▶ [Given request] Locate the string "Shillings" in the listing below. Copy every line where it is found.

▶ [Provided information]
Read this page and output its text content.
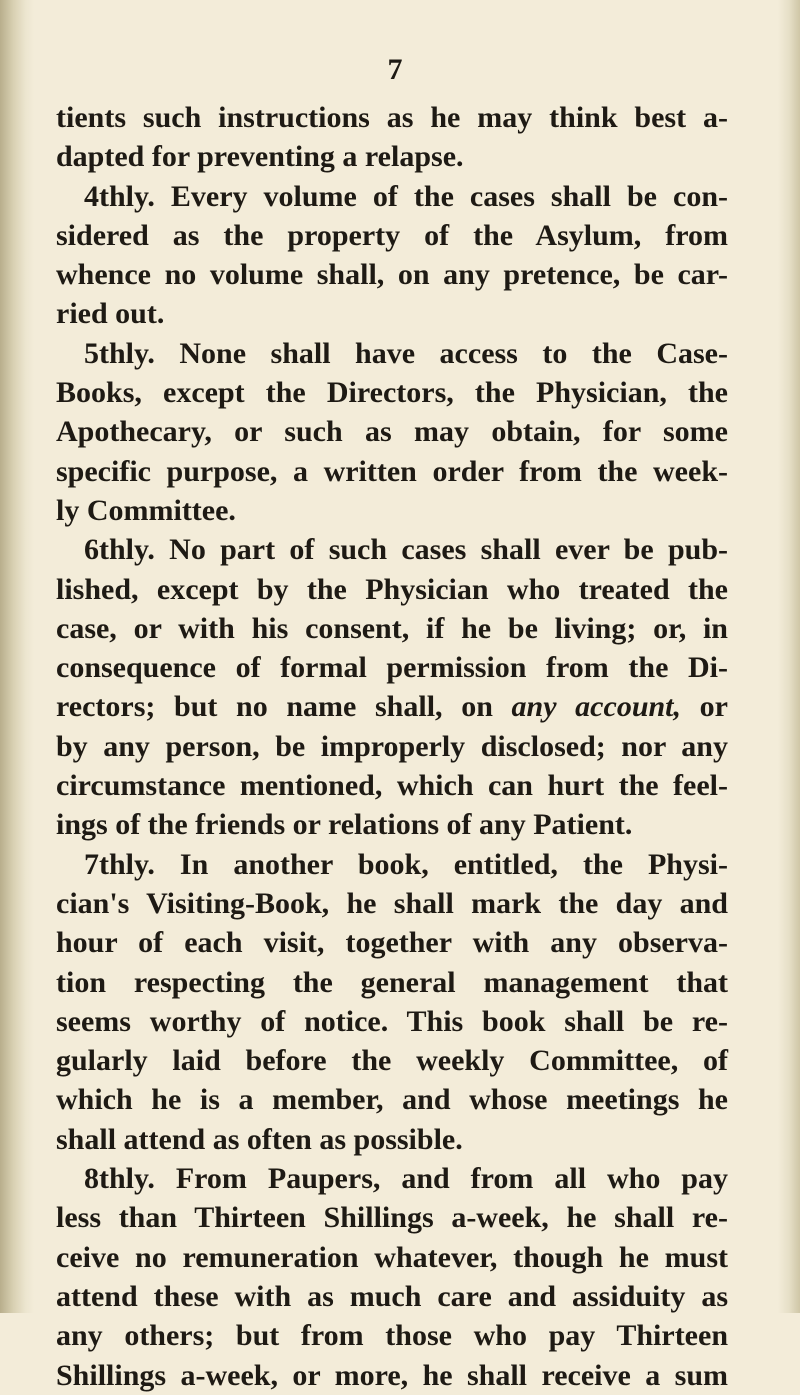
7

tients such instructions as he may think best a-
dapted for preventing a relapse.
4thly. Every volume of the cases shall be con-
sidered as the property of the Asylum, from
whence no volume shall, on any pretence, be car-
ried out.
5thly. None shall have access to the Case-
Books, except the Directors, the Physician, the
Apothecary, or such as may obtain, for some
specific purpose, a written order from the week-
ly Committee.
6thly. No part of such cases shall ever be pub-
lished, except by the Physician who treated the
case, or with his consent, if he be living; or, in
consequence of formal permission from the Di-
rectors; but no name shall, on any account, or
by any person, be improperly disclosed; nor any
circumstance mentioned, which can hurt the feel-
ings of the friends or relations of any Patient.
7thly. In another book, entitled, the Physi-
cian's Visiting-Book, he shall mark the day and
hour of each visit, together with any observa-
tion respecting the general management that
seems worthy of notice. This book shall be re-
gularly laid before the weekly Committee, of
which he is a member, and whose meetings he
shall attend as often as possible.
8thly. From Paupers, and from all who pay
less than Thirteen Shillings a-week, he shall re-
ceive no remuneration whatever, though he must
attend these with as much care and assiduity as
any others; but from those who pay Thirteen
Shillings a-week, or more, he shall receive a sum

▶ [Final answer]
less than Thirteen Shillings a-week, he shall re-
Shillings a-week, or more, he shall receive a sum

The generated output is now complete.